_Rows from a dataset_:
────────────────────

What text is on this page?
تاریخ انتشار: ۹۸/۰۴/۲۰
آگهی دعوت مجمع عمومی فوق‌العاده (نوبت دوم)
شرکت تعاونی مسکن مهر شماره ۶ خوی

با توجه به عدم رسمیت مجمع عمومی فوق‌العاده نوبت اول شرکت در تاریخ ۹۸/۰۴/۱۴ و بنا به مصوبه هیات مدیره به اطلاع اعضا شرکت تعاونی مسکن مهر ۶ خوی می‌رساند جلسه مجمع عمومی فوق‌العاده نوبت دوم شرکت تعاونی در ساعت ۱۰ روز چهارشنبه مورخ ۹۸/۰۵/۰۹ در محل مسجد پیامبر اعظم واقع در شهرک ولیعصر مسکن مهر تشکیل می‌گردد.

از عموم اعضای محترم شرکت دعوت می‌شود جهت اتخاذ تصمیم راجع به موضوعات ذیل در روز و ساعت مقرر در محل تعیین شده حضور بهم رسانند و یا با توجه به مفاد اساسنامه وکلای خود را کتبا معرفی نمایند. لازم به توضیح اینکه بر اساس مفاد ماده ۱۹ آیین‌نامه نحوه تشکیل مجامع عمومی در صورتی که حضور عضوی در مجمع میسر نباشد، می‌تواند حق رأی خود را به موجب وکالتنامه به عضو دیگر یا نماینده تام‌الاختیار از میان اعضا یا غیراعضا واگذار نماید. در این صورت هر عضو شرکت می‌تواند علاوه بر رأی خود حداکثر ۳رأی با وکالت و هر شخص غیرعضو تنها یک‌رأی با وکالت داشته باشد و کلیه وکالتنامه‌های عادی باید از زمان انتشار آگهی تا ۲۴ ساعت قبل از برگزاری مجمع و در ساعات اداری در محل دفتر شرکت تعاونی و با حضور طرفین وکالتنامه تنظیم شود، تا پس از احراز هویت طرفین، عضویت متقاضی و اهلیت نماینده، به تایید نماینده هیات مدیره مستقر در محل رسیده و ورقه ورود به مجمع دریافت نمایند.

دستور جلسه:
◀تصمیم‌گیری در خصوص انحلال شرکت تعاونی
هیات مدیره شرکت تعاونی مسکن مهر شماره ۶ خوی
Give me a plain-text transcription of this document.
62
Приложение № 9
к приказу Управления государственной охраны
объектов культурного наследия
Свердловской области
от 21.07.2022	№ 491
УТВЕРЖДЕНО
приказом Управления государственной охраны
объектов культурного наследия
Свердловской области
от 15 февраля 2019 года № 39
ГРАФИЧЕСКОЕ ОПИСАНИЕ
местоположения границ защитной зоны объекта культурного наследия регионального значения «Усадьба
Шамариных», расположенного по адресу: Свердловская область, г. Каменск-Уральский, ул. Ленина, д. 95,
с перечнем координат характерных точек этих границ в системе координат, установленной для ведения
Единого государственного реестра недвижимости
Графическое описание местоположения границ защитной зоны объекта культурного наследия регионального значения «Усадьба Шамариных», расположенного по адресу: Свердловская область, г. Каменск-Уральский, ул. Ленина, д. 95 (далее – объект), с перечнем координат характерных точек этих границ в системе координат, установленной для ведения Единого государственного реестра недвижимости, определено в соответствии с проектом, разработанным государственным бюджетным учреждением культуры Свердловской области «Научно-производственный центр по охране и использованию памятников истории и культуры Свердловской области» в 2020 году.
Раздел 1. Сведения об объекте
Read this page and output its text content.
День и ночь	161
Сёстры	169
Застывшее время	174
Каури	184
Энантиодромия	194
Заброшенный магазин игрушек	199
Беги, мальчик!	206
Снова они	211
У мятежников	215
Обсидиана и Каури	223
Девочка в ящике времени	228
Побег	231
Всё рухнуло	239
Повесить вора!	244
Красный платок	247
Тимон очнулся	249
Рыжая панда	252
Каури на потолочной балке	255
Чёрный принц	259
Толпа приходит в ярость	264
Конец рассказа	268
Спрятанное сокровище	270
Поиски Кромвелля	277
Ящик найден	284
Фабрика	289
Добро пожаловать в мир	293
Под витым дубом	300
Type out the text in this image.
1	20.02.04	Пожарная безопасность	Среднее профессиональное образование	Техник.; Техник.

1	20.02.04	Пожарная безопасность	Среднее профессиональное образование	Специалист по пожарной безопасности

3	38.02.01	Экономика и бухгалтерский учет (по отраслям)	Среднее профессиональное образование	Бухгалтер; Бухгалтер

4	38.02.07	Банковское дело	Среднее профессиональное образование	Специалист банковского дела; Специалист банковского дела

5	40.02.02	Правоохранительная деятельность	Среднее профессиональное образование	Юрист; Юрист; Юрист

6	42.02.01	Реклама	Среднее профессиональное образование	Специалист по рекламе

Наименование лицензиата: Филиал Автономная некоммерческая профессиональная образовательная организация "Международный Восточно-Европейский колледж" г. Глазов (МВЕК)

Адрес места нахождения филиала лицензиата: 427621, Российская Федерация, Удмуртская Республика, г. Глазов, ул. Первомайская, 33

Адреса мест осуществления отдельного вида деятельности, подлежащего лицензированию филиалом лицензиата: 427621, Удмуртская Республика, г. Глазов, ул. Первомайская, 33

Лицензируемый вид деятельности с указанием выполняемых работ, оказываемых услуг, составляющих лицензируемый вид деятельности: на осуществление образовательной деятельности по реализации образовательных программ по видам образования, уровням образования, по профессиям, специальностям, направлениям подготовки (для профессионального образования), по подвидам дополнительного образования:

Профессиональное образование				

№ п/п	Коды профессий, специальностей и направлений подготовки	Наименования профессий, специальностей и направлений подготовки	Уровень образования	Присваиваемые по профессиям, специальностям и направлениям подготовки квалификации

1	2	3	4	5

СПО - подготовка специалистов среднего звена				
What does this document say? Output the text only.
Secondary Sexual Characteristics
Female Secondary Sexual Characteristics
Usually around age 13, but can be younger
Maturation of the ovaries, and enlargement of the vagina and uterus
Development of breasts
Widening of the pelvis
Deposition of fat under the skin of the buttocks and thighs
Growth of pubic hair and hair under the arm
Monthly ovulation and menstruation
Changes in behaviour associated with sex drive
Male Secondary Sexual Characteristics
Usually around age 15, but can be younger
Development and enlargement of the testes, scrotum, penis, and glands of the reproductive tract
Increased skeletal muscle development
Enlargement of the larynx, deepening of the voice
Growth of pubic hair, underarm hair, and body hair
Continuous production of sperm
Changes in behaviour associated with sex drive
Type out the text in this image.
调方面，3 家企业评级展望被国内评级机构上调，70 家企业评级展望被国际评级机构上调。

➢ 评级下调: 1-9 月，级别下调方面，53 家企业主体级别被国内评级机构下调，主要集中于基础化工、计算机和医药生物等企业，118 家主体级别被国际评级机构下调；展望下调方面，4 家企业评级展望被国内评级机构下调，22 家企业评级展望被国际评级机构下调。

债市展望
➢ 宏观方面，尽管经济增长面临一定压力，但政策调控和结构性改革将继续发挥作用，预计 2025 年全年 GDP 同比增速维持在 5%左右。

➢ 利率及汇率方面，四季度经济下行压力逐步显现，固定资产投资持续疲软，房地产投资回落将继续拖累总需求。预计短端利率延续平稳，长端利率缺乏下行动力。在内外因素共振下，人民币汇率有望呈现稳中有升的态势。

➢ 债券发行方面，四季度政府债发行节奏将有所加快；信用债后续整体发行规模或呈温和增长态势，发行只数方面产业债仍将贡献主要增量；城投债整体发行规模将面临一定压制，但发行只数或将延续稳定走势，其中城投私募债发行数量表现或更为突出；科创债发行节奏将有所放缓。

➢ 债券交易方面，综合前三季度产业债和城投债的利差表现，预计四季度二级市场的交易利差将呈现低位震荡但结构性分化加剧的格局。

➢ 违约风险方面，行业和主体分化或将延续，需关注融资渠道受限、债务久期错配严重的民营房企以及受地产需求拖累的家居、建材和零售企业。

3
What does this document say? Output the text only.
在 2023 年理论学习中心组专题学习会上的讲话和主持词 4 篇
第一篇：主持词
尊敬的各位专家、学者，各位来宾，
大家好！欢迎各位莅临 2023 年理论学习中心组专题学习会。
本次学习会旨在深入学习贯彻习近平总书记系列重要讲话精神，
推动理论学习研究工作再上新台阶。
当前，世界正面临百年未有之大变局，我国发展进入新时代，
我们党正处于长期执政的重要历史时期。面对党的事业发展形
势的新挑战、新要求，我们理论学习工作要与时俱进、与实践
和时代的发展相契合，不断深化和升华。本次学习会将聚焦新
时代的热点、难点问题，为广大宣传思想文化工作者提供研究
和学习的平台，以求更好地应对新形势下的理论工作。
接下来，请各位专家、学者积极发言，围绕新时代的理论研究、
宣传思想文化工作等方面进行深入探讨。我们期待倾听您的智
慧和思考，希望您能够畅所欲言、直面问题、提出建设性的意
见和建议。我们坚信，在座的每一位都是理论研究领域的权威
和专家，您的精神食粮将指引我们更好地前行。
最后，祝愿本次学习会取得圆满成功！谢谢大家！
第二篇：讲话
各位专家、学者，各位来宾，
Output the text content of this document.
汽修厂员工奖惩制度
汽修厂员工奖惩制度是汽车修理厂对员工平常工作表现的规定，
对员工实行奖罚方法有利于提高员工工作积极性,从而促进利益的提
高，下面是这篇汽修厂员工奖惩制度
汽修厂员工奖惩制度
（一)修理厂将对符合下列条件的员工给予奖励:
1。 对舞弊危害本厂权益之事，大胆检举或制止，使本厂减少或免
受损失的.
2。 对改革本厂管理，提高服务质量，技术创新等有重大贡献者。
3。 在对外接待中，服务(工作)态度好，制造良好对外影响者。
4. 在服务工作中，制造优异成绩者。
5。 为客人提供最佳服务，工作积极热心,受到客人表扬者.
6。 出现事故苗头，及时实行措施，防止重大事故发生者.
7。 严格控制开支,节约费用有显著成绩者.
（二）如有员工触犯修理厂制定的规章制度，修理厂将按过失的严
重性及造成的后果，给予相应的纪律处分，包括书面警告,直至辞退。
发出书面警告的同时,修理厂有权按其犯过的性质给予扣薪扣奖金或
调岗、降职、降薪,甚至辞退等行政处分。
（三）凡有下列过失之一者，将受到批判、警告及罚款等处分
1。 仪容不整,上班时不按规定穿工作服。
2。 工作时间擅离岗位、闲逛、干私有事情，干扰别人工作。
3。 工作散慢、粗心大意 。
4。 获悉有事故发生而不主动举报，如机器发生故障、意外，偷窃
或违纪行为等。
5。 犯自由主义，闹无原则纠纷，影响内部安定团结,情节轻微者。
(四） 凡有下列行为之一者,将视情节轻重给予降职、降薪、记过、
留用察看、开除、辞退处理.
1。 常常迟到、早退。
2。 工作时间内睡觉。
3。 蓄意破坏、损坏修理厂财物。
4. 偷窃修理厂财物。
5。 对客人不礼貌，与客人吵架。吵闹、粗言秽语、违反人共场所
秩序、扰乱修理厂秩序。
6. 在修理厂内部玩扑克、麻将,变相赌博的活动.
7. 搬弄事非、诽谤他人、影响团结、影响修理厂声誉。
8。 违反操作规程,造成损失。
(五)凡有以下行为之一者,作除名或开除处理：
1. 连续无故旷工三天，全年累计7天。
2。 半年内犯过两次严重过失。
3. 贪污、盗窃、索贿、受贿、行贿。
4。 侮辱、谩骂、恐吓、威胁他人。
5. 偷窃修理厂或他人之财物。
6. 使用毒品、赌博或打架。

────────────────────

_PROBLEM REQUIREMENTS_: Report the number of lines above containing the word "Первомайская", with no other text.

_ANSWER TO THIS PROBLEM_: 2